··· DATA SHOWN ···

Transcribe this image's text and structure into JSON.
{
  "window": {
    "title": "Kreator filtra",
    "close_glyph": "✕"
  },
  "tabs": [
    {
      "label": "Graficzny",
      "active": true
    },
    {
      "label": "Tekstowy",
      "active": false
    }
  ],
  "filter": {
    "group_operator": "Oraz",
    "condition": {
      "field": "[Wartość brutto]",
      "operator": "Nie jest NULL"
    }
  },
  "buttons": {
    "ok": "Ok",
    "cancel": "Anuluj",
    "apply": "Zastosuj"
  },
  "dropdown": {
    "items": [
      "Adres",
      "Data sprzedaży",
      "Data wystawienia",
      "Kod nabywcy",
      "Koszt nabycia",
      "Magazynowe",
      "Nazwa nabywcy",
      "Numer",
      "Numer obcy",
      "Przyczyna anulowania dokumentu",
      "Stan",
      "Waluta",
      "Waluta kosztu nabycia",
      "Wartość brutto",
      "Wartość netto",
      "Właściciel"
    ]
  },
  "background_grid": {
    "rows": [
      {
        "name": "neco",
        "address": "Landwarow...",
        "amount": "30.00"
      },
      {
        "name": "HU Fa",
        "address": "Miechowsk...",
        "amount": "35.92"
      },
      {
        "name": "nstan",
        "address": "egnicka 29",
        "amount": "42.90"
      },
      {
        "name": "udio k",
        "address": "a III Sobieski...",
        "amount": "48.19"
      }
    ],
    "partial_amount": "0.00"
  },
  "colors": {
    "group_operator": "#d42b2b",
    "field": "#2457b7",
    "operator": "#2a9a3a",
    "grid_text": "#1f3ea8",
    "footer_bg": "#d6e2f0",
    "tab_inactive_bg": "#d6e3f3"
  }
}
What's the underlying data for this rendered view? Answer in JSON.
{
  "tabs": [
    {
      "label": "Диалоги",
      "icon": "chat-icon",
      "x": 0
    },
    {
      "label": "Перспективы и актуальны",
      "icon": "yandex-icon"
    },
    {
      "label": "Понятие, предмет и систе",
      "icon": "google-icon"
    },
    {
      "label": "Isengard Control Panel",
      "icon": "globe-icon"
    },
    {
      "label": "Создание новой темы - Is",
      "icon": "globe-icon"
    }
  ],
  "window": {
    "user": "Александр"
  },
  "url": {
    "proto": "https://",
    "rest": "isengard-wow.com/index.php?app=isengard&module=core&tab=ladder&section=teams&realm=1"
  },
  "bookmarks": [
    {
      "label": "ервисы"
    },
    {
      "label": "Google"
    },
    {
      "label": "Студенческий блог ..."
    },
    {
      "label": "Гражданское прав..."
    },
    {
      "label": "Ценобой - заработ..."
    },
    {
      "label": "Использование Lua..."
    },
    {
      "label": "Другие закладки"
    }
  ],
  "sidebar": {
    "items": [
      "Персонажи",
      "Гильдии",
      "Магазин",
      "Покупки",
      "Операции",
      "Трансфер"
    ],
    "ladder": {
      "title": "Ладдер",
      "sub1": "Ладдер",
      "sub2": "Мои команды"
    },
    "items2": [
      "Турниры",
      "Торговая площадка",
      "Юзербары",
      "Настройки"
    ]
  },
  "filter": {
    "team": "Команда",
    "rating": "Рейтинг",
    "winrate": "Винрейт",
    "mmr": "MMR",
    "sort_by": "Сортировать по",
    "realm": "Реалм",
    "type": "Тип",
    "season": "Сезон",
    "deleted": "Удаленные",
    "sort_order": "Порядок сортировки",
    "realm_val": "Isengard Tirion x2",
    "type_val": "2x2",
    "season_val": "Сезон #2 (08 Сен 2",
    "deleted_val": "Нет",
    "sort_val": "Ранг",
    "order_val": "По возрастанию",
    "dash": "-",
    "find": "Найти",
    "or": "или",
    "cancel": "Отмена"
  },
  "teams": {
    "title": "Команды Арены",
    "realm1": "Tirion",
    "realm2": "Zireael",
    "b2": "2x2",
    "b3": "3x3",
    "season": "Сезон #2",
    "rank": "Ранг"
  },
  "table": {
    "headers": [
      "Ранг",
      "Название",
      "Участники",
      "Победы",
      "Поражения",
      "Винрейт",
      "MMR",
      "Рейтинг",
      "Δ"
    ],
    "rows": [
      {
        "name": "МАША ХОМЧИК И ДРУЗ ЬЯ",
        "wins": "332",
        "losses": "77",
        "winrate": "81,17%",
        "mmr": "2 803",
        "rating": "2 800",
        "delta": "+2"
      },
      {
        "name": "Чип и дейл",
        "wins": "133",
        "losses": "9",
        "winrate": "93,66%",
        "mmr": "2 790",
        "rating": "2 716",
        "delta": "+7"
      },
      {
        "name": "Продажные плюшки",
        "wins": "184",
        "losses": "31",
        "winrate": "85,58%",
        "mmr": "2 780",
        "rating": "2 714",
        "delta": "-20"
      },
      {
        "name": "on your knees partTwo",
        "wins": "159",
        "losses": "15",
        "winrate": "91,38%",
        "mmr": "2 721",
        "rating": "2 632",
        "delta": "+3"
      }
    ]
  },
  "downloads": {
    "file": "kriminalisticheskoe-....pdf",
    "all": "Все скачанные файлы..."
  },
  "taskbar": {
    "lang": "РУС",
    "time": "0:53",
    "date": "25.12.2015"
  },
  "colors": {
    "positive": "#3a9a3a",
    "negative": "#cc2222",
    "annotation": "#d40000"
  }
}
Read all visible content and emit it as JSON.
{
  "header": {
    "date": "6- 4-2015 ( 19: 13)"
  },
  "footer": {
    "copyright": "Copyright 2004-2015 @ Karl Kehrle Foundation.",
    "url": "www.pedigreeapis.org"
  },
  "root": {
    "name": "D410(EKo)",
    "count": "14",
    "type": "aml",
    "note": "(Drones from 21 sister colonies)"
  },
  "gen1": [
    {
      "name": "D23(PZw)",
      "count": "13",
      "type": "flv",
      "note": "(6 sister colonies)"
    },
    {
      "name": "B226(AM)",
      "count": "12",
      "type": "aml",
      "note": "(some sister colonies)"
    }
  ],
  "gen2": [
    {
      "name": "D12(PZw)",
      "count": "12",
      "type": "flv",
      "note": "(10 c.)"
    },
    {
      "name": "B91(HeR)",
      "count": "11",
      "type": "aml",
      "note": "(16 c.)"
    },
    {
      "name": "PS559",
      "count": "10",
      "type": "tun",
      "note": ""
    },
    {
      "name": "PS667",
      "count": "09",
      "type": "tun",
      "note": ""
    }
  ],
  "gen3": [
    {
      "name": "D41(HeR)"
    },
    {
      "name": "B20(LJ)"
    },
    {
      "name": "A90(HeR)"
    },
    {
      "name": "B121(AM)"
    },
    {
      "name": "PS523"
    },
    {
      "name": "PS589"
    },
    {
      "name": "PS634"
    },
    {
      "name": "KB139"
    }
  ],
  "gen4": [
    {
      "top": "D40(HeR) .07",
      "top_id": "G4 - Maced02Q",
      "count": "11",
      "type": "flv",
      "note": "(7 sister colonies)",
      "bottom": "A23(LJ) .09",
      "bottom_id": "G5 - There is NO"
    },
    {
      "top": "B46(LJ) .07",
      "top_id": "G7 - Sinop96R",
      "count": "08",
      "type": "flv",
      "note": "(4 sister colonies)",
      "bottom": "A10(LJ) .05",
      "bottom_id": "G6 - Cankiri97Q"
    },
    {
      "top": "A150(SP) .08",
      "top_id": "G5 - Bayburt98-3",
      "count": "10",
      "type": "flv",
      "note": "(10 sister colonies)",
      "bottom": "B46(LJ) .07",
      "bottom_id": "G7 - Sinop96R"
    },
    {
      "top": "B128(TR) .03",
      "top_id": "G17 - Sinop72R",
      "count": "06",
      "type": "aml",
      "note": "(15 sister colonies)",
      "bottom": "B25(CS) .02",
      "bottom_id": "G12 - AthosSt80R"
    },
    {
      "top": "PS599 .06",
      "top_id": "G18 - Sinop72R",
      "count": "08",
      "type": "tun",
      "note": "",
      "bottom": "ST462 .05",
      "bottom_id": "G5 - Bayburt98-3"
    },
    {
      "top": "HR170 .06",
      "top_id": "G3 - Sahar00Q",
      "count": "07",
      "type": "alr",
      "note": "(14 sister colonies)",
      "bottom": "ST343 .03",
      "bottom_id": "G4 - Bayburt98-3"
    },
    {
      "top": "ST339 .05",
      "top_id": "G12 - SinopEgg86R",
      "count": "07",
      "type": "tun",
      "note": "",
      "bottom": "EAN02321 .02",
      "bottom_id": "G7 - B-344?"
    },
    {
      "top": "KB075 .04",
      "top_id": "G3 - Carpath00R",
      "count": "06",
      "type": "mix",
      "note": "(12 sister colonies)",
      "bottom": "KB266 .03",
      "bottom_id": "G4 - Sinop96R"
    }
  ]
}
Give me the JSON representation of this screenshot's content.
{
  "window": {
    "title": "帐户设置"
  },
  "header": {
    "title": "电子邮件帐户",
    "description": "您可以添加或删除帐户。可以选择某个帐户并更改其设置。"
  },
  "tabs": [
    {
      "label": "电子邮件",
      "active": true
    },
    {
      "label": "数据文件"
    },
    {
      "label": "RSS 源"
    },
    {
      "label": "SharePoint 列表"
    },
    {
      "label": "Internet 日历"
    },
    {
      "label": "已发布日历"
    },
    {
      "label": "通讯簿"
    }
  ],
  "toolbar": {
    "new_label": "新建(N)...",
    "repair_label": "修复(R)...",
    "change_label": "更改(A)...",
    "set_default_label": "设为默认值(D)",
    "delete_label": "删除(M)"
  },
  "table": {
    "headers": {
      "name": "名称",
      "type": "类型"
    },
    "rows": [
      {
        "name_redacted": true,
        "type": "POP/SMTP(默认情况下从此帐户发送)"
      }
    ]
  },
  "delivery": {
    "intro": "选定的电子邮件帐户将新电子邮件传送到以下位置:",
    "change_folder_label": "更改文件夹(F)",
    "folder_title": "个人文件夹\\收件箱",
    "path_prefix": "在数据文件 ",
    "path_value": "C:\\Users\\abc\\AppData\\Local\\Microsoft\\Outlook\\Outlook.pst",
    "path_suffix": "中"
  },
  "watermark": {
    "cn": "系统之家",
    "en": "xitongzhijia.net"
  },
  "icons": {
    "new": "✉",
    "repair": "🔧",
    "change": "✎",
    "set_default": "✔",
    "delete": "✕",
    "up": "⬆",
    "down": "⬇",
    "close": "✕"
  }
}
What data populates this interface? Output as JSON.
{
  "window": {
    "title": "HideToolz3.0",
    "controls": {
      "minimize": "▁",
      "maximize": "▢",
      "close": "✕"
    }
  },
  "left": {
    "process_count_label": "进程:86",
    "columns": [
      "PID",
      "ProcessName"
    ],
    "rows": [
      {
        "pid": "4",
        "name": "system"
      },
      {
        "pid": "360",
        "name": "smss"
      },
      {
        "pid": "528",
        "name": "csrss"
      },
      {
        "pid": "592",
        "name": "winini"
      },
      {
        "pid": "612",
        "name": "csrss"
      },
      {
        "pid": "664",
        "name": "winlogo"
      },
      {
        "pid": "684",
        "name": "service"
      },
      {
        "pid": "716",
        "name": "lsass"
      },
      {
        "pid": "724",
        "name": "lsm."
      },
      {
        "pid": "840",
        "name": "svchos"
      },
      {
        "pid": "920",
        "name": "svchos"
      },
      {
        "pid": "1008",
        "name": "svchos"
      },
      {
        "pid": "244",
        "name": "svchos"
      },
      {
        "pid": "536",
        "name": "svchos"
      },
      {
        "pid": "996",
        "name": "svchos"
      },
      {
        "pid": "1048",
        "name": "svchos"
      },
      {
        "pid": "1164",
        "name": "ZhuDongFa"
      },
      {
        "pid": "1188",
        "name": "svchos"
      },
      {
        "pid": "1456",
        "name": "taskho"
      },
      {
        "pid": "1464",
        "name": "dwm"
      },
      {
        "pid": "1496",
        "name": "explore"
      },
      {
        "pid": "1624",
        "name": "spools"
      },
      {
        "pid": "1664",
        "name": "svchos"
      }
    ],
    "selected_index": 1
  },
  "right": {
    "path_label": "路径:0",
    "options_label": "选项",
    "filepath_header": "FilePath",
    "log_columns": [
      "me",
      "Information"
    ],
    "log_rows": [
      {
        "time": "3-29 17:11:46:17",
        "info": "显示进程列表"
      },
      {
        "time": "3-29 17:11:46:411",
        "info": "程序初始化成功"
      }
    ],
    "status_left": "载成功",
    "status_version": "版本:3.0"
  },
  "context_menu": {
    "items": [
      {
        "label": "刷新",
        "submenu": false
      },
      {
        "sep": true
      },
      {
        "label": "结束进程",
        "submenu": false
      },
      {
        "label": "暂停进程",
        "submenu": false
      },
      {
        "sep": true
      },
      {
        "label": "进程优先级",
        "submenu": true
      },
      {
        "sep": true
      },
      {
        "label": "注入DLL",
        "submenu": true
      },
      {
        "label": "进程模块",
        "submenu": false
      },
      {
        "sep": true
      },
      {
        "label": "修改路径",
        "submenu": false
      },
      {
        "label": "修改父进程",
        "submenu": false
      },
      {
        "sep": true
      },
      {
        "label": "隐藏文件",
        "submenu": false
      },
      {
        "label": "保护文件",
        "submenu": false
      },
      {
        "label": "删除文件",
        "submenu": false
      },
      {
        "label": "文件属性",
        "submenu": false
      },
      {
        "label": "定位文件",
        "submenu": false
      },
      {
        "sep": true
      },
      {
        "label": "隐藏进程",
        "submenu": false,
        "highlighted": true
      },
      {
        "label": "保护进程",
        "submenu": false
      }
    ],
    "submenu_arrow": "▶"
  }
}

···

● **PROBLEM TO SOLVE**: Isolate the lines above that contain the word "JSON" and copy them.

● **FINAL ANSWER**:
Transcribe this image's text and structure into JSON.
What's the underlying data for this rendered view? Answer in JSON.
Read all visible content and emit it as JSON.
Give me the JSON representation of this screenshot's content.
What data populates this interface? Output as JSON.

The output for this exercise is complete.